## WHAT IS BEING ASKED:
Pick out and copy every line below that has the word "scritti".

-=-=-=-=-

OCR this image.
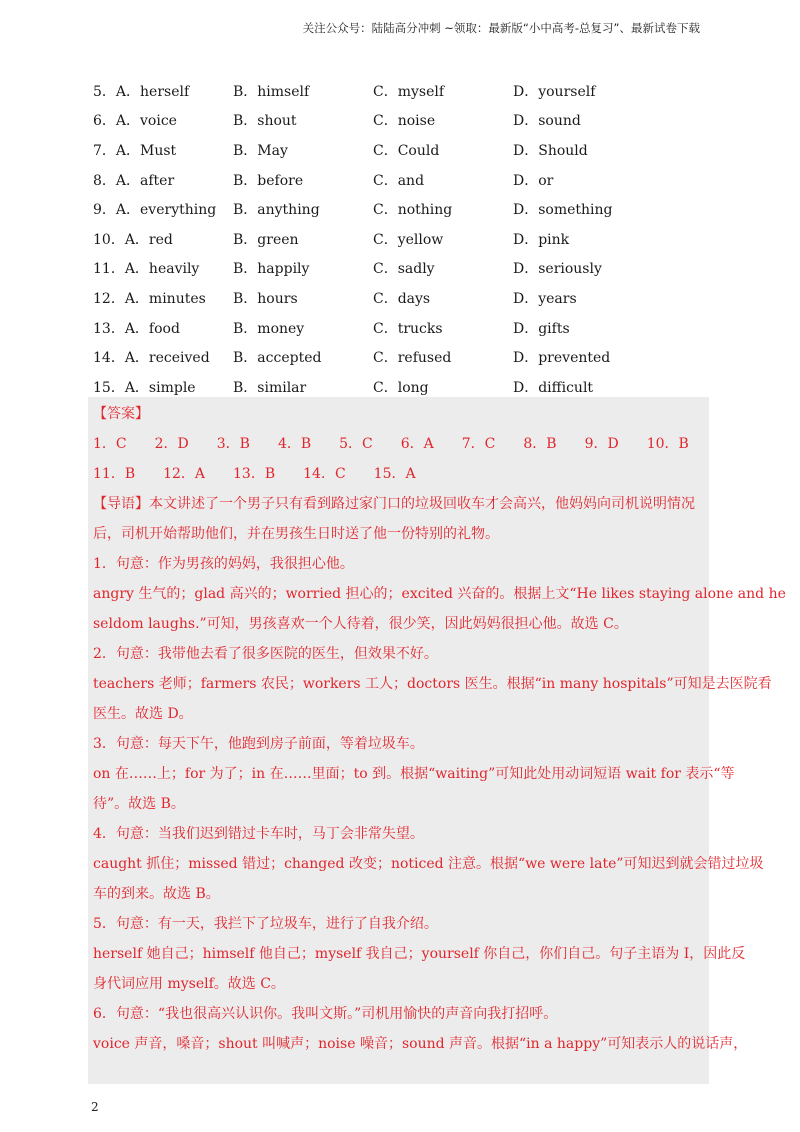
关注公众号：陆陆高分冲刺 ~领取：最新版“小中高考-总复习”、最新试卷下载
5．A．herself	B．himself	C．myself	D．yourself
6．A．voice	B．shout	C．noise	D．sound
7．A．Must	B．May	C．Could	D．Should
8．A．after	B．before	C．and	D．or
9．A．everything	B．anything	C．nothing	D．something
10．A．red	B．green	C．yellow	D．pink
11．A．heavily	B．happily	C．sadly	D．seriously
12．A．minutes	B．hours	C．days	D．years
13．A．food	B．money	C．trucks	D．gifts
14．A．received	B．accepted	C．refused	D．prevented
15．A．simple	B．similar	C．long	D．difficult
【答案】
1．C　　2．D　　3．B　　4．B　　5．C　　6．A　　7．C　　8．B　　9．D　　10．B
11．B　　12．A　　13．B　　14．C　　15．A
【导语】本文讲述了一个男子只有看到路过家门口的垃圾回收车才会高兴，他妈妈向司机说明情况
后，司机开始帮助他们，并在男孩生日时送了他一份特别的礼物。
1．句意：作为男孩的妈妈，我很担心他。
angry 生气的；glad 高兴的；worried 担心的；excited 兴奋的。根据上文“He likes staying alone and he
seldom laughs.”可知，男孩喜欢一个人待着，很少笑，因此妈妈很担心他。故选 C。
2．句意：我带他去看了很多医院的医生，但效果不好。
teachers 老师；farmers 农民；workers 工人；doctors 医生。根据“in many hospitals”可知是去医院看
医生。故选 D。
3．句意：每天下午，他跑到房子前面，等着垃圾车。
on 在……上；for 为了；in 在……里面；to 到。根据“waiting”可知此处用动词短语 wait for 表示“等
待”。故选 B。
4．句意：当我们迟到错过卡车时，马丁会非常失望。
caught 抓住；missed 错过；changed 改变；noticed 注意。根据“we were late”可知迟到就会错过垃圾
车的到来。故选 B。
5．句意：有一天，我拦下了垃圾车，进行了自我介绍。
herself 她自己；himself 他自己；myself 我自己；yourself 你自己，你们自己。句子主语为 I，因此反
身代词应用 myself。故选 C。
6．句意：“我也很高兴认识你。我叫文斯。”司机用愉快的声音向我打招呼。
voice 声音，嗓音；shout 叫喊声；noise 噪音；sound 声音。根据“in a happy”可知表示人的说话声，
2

-=-=-=-=-

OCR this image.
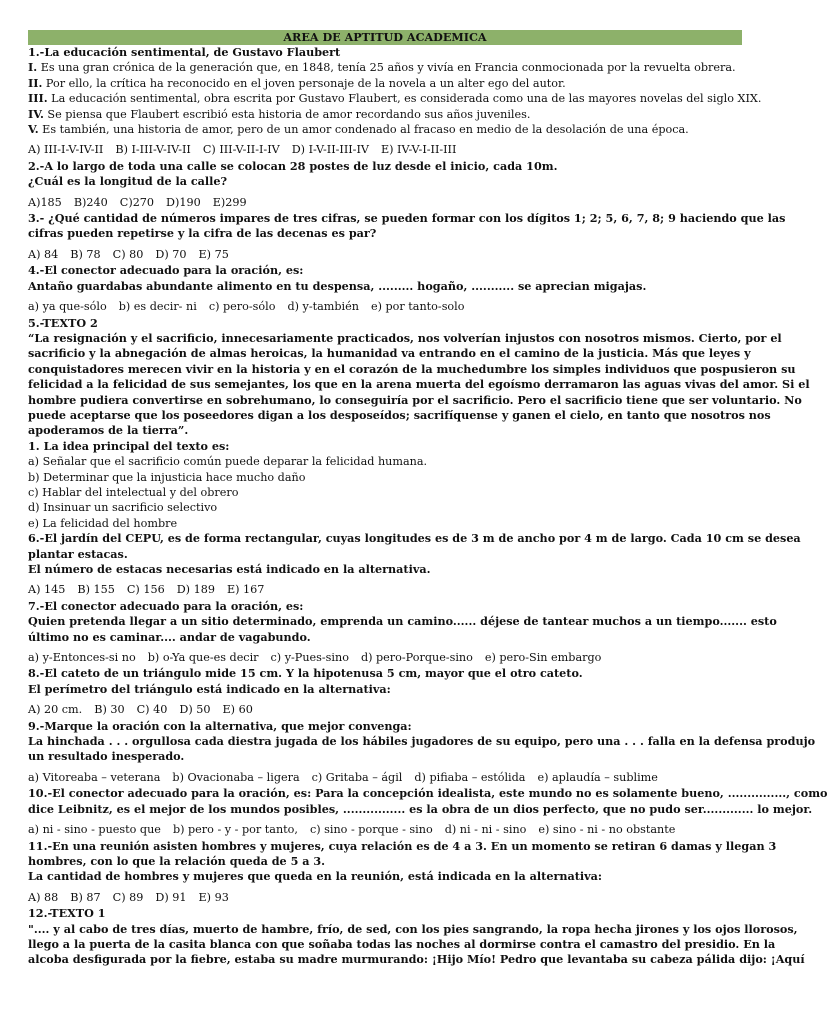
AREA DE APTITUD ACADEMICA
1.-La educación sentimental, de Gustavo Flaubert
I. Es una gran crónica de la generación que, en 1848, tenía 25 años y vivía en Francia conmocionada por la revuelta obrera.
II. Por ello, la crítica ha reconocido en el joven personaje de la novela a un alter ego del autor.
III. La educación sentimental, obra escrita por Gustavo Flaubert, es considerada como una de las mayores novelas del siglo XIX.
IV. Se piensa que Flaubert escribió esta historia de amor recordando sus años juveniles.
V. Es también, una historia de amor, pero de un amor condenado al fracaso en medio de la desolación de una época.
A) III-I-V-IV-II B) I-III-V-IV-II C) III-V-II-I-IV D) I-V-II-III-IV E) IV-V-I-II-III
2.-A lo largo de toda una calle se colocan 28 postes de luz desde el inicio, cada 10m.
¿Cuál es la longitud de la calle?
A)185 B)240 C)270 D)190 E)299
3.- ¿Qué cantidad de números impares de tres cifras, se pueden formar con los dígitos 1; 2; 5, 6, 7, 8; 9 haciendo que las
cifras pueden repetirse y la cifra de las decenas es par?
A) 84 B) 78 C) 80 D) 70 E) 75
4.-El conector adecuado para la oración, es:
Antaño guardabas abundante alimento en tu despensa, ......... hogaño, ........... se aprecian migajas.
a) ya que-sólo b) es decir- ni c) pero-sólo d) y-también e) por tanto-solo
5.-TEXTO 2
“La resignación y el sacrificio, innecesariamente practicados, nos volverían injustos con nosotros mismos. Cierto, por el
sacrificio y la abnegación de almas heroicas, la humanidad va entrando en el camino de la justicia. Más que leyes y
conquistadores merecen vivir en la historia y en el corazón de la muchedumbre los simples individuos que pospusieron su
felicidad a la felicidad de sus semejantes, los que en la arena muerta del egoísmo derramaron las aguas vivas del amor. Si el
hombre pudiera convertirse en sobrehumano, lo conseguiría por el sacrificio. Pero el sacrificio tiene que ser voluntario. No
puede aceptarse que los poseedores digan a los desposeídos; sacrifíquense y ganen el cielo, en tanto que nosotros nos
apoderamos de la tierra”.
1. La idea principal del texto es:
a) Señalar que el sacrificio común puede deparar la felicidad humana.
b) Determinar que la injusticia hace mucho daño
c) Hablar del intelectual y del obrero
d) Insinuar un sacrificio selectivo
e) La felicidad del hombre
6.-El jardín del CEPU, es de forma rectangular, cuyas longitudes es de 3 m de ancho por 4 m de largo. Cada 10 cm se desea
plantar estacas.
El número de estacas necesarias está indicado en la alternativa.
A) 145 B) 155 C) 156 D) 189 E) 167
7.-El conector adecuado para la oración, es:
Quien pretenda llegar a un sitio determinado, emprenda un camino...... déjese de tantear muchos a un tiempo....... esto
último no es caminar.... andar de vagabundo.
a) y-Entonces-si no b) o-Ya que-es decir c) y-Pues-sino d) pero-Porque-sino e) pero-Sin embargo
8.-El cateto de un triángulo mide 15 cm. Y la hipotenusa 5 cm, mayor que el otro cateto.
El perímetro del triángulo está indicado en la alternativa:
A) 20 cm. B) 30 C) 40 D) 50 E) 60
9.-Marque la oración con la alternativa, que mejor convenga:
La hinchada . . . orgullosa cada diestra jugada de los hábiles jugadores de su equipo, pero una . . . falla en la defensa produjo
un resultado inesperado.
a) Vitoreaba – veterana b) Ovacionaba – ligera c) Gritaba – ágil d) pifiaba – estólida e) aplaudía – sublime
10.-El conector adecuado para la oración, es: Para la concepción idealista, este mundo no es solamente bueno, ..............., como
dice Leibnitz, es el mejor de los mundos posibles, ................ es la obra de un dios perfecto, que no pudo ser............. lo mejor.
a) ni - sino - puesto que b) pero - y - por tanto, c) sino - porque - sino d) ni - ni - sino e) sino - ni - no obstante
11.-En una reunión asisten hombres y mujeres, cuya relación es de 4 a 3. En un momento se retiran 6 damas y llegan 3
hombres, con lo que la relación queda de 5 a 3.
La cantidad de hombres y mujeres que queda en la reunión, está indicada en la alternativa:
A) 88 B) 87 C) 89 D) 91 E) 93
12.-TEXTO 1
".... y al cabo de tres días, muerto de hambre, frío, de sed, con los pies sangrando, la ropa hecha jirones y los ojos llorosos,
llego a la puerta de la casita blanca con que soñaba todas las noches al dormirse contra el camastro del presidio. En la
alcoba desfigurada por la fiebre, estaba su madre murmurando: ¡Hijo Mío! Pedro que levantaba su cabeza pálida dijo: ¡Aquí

-=-=-=-=-

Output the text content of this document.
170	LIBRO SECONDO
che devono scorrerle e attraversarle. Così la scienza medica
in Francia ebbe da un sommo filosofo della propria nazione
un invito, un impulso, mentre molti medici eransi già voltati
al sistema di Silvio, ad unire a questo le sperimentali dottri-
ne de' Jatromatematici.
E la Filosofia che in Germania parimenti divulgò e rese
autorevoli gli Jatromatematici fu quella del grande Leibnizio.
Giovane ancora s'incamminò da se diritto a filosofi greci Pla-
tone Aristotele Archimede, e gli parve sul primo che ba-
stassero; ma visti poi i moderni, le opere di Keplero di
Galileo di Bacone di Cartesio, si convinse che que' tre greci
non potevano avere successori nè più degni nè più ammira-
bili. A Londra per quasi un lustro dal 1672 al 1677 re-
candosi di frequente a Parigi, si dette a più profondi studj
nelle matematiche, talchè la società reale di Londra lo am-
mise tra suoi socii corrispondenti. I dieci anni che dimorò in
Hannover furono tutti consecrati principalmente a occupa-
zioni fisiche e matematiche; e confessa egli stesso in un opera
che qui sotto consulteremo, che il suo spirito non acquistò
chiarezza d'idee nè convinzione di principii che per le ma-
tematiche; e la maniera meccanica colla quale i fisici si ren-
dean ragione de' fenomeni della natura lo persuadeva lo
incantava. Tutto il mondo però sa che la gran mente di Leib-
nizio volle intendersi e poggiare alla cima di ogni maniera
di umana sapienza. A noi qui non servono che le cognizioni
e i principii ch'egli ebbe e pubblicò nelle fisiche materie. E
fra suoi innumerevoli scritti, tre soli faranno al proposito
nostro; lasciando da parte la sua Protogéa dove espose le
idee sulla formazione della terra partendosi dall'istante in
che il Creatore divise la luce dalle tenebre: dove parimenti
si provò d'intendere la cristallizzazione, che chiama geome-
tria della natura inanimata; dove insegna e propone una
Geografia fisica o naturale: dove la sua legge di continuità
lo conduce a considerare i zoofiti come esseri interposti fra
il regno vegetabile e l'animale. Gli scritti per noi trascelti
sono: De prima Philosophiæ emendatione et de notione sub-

-=-=-=-=-

## ANSWER TO THE TASK:
fra suoi innumerevoli scritti, tre soli faranno al proposito
il regno vegetabile e l'animale. Gli scritti per noi trascelti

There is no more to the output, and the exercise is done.